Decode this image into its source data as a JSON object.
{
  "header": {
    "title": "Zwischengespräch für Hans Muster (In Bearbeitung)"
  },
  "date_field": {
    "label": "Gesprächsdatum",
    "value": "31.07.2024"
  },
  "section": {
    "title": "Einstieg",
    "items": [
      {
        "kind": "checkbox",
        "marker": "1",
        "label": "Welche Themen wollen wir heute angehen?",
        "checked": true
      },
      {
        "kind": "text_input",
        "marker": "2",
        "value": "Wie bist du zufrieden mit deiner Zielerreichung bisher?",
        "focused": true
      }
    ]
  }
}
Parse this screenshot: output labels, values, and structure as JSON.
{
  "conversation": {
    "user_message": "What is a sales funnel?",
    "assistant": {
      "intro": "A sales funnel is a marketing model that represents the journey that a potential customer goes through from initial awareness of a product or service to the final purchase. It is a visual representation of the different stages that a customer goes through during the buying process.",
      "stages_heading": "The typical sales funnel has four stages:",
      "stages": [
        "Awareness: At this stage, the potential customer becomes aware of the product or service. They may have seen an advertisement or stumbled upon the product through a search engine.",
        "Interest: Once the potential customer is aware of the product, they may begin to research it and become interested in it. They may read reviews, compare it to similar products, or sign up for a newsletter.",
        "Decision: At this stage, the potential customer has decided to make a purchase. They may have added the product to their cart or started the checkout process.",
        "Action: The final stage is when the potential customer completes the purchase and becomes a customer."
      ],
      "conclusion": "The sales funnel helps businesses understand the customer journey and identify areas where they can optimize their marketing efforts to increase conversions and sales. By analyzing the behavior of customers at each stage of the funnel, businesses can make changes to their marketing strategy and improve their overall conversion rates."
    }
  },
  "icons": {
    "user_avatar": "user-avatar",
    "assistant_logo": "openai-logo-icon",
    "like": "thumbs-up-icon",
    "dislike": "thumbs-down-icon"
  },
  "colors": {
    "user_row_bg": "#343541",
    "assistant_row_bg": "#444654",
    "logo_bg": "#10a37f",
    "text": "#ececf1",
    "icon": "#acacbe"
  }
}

------

The lines above should be duplicated exactly.

FULL SOLUTION ::
Decode this image into its source data as a JSON object.
{
  "header": {
    "title": "Zwischengespräch für Hans Muster (In Bearbeitung)"
  },
  "date_field": {
    "label": "Gesprächsdatum",
    "value": "31.07.2024"
  },
  "section": {
    "title": "Einstieg",
    "items": [
      {
        "kind": "checkbox",
        "marker": "1",
        "label": "Welche Themen wollen wir heute angehen?",
        "checked": true
      },
      {
        "kind": "text_input",
        "marker": "2",
        "value": "Wie bist du zufrieden mit deiner Zielerreichung bisher?",
        "focused": true
      }
    ]
  }
}
Parse this screenshot: output labels, values, and structure as JSON.
{
  "conversation": {
    "user_message": "What is a sales funnel?",
    "assistant": {
      "intro": "A sales funnel is a marketing model that represents the journey that a potential customer goes through from initial awareness of a product or service to the final purchase. It is a visual representation of the different stages that a customer goes through during the buying process.",
      "stages_heading": "The typical sales funnel has four stages:",
      "stages": [
        "Awareness: At this stage, the potential customer becomes aware of the product or service. They may have seen an advertisement or stumbled upon the product through a search engine.",
        "Interest: Once the potential customer is aware of the product, they may begin to research it and become interested in it. They may read reviews, compare it to similar products, or sign up for a newsletter.",
        "Decision: At this stage, the potential customer has decided to make a purchase. They may have added the product to their cart or started the checkout process.",
        "Action: The final stage is when the potential customer completes the purchase and becomes a customer."
      ],
      "conclusion": "The sales funnel helps businesses understand the customer journey and identify areas where they can optimize their marketing efforts to increase conversions and sales. By analyzing the behavior of customers at each stage of the funnel, businesses can make changes to their marketing strategy and improve their overall conversion rates."
    }
  },
  "icons": {
    "user_avatar": "user-avatar",
    "assistant_logo": "openai-logo-icon",
    "like": "thumbs-up-icon",
    "dislike": "thumbs-down-icon"
  },
  "colors": {
    "user_row_bg": "#343541",
    "assistant_row_bg": "#444654",
    "logo_bg": "#10a37f",
    "text": "#ececf1",
    "icon": "#acacbe"
  }
}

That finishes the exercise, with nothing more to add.